Set problem »
Set down each entry exactly as given; pictures should not appear in the copy.

-- START Provided entries --

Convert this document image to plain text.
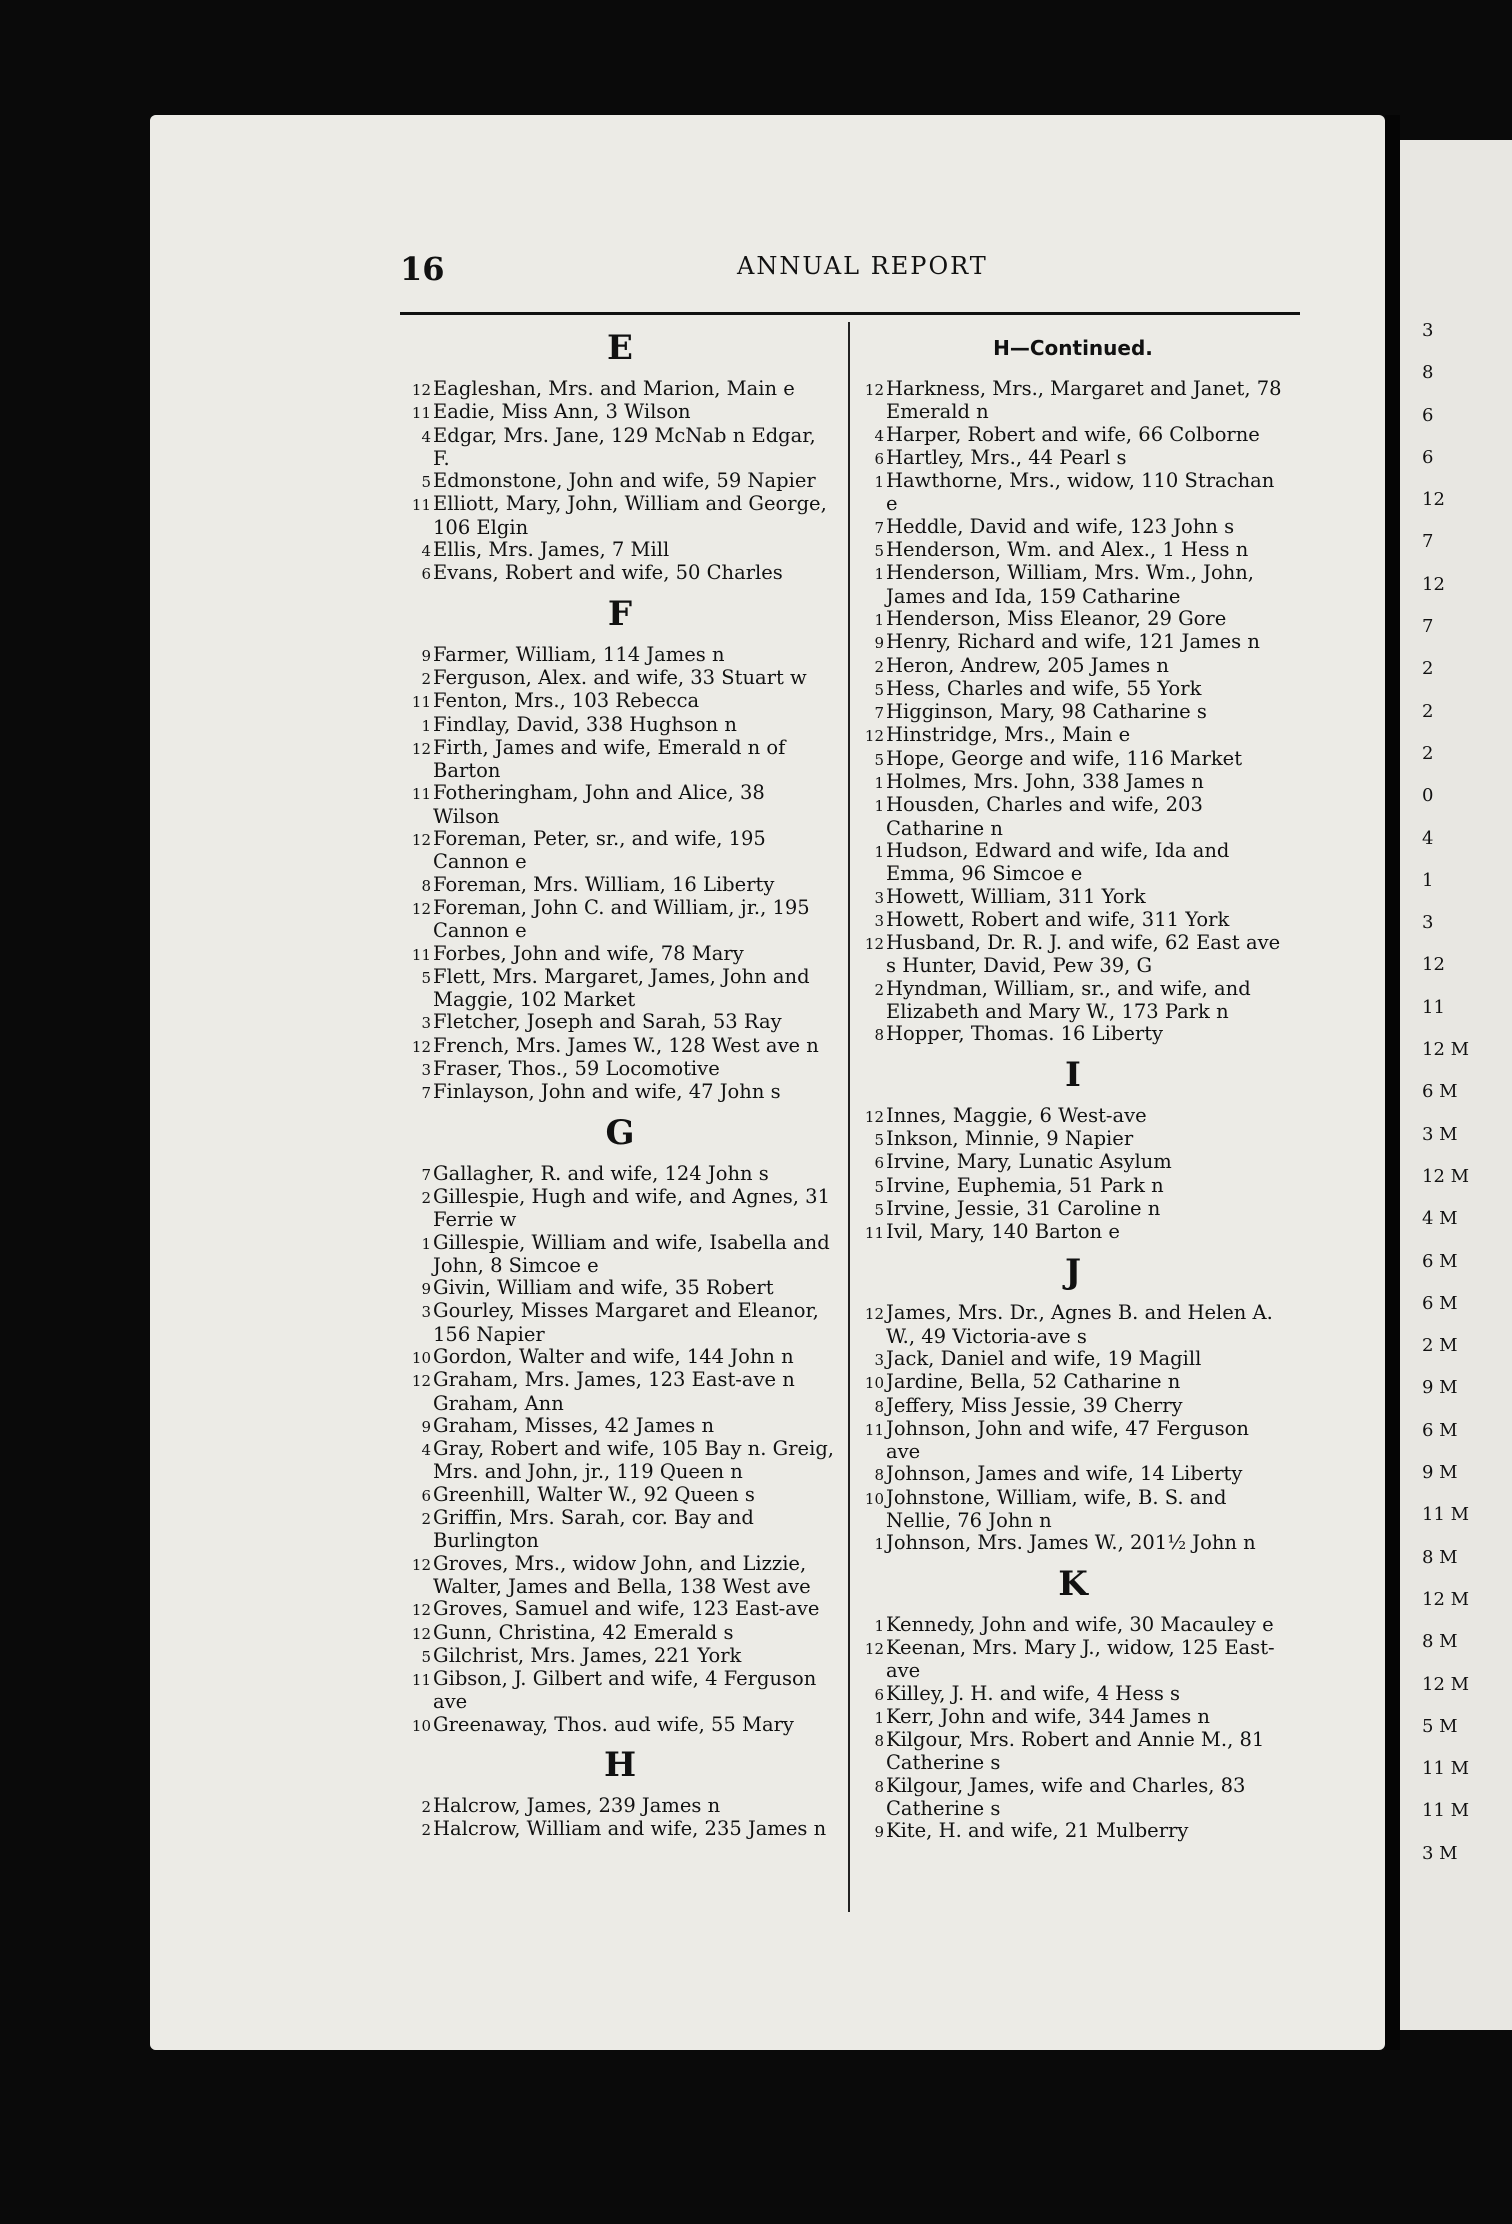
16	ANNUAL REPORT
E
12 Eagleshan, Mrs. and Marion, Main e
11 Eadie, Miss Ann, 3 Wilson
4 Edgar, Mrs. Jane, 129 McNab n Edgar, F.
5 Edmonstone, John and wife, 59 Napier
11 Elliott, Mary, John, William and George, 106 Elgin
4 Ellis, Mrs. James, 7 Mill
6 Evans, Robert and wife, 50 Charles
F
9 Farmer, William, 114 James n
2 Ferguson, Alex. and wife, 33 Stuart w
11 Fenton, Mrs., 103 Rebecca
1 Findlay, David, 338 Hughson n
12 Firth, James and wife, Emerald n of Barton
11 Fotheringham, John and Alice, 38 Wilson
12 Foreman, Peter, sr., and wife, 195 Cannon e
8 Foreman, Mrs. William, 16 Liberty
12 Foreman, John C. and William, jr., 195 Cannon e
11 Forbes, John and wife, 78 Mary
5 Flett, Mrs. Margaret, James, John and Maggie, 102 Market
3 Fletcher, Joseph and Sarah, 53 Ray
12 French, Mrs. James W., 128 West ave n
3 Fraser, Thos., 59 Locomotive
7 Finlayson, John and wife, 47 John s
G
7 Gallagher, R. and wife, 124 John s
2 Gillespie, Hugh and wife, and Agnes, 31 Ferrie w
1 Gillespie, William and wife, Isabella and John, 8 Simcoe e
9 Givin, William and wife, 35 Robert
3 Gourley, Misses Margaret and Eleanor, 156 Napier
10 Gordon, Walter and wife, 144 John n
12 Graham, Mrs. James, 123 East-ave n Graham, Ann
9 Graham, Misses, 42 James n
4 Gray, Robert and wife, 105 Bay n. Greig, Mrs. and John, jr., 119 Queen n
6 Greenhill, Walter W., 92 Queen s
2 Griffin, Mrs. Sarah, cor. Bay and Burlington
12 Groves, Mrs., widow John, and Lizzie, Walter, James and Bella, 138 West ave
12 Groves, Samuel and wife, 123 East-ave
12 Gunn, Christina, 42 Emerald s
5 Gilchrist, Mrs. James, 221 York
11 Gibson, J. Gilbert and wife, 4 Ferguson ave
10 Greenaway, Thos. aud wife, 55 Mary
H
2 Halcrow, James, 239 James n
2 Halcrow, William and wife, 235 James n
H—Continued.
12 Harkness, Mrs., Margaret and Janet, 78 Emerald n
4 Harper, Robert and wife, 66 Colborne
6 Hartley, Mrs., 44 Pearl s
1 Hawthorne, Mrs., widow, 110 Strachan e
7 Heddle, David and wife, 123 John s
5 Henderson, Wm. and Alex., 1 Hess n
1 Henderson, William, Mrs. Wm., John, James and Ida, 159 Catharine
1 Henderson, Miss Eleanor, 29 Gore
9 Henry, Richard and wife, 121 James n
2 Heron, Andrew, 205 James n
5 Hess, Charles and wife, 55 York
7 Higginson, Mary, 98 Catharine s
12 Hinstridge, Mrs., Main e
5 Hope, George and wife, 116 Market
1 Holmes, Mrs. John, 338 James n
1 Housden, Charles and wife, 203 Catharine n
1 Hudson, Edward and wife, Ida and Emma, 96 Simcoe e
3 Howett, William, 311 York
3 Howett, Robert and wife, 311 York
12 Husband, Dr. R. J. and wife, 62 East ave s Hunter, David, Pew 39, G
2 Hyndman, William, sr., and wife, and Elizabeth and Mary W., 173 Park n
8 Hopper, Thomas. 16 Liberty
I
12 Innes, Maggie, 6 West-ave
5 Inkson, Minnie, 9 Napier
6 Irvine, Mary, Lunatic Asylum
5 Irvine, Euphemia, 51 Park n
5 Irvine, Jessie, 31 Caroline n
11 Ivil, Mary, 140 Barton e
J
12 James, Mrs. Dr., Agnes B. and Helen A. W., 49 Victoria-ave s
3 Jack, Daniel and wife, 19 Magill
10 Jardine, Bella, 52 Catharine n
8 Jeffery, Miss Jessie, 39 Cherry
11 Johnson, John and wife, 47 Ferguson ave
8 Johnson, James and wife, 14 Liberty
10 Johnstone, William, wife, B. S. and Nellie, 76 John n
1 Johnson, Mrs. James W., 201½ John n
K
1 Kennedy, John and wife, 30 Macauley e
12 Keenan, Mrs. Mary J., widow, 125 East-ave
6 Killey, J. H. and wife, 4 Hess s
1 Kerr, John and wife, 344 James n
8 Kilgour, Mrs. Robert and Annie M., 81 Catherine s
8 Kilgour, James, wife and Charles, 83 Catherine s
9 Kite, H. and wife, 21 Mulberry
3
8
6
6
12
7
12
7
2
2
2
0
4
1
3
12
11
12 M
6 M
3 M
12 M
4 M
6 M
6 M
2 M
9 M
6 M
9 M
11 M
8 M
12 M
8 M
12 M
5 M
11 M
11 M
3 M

-- END Provided entries --

Finished task »
Convert this document image to plain text.
16	ANNUAL REPORT
E
12 Eagleshan, Mrs. and Marion, Main e
11 Eadie, Miss Ann, 3 Wilson
4 Edgar, Mrs. Jane, 129 McNab n Edgar, F.
5 Edmonstone, John and wife, 59 Napier
11 Elliott, Mary, John, William and George, 106 Elgin
4 Ellis, Mrs. James, 7 Mill
6 Evans, Robert and wife, 50 Charles
F
9 Farmer, William, 114 James n
2 Ferguson, Alex. and wife, 33 Stuart w
11 Fenton, Mrs., 103 Rebecca
1 Findlay, David, 338 Hughson n
12 Firth, James and wife, Emerald n of Barton
11 Fotheringham, John and Alice, 38 Wilson
12 Foreman, Peter, sr., and wife, 195 Cannon e
8 Foreman, Mrs. William, 16 Liberty
12 Foreman, John C. and William, jr., 195 Cannon e
11 Forbes, John and wife, 78 Mary
5 Flett, Mrs. Margaret, James, John and Maggie, 102 Market
3 Fletcher, Joseph and Sarah, 53 Ray
12 French, Mrs. James W., 128 West ave n
3 Fraser, Thos., 59 Locomotive
7 Finlayson, John and wife, 47 John s
G
7 Gallagher, R. and wife, 124 John s
2 Gillespie, Hugh and wife, and Agnes, 31 Ferrie w
1 Gillespie, William and wife, Isabella and John, 8 Simcoe e
9 Givin, William and wife, 35 Robert
3 Gourley, Misses Margaret and Eleanor, 156 Napier
10 Gordon, Walter and wife, 144 John n
12 Graham, Mrs. James, 123 East-ave n Graham, Ann
9 Graham, Misses, 42 James n
4 Gray, Robert and wife, 105 Bay n. Greig, Mrs. and John, jr., 119 Queen n
6 Greenhill, Walter W., 92 Queen s
2 Griffin, Mrs. Sarah, cor. Bay and Burlington
12 Groves, Mrs., widow John, and Lizzie, Walter, James and Bella, 138 West ave
12 Groves, Samuel and wife, 123 East-ave
12 Gunn, Christina, 42 Emerald s
5 Gilchrist, Mrs. James, 221 York
11 Gibson, J. Gilbert and wife, 4 Ferguson ave
10 Greenaway, Thos. aud wife, 55 Mary
H
2 Halcrow, James, 239 James n
2 Halcrow, William and wife, 235 James n
H—Continued.
12 Harkness, Mrs., Margaret and Janet, 78 Emerald n
4 Harper, Robert and wife, 66 Colborne
6 Hartley, Mrs., 44 Pearl s
1 Hawthorne, Mrs., widow, 110 Strachan e
7 Heddle, David and wife, 123 John s
5 Henderson, Wm. and Alex., 1 Hess n
1 Henderson, William, Mrs. Wm., John, James and Ida, 159 Catharine
1 Henderson, Miss Eleanor, 29 Gore
9 Henry, Richard and wife, 121 James n
2 Heron, Andrew, 205 James n
5 Hess, Charles and wife, 55 York
7 Higginson, Mary, 98 Catharine s
12 Hinstridge, Mrs., Main e
5 Hope, George and wife, 116 Market
1 Holmes, Mrs. John, 338 James n
1 Housden, Charles and wife, 203 Catharine n
1 Hudson, Edward and wife, Ida and Emma, 96 Simcoe e
3 Howett, William, 311 York
3 Howett, Robert and wife, 311 York
12 Husband, Dr. R. J. and wife, 62 East ave s Hunter, David, Pew 39, G
2 Hyndman, William, sr., and wife, and Elizabeth and Mary W., 173 Park n
8 Hopper, Thomas. 16 Liberty
I
12 Innes, Maggie, 6 West-ave
5 Inkson, Minnie, 9 Napier
6 Irvine, Mary, Lunatic Asylum
5 Irvine, Euphemia, 51 Park n
5 Irvine, Jessie, 31 Caroline n
11 Ivil, Mary, 140 Barton e
J
12 James, Mrs. Dr., Agnes B. and Helen A. W., 49 Victoria-ave s
3 Jack, Daniel and wife, 19 Magill
10 Jardine, Bella, 52 Catharine n
8 Jeffery, Miss Jessie, 39 Cherry
11 Johnson, John and wife, 47 Ferguson ave
8 Johnson, James and wife, 14 Liberty
10 Johnstone, William, wife, B. S. and Nellie, 76 John n
1 Johnson, Mrs. James W., 201½ John n
K
1 Kennedy, John and wife, 30 Macauley e
12 Keenan, Mrs. Mary J., widow, 125 East-ave
6 Killey, J. H. and wife, 4 Hess s
1 Kerr, John and wife, 344 James n
8 Kilgour, Mrs. Robert and Annie M., 81 Catherine s
8 Kilgour, James, wife and Charles, 83 Catherine s
9 Kite, H. and wife, 21 Mulberry
3
8
6
6
12
7
12
7
2
2
2
0
4
1
3
12
11
12 M
6 M
3 M
12 M
4 M
6 M
6 M
2 M
9 M
6 M
9 M
11 M
8 M
12 M
8 M
12 M
5 M
11 M
11 M
3 M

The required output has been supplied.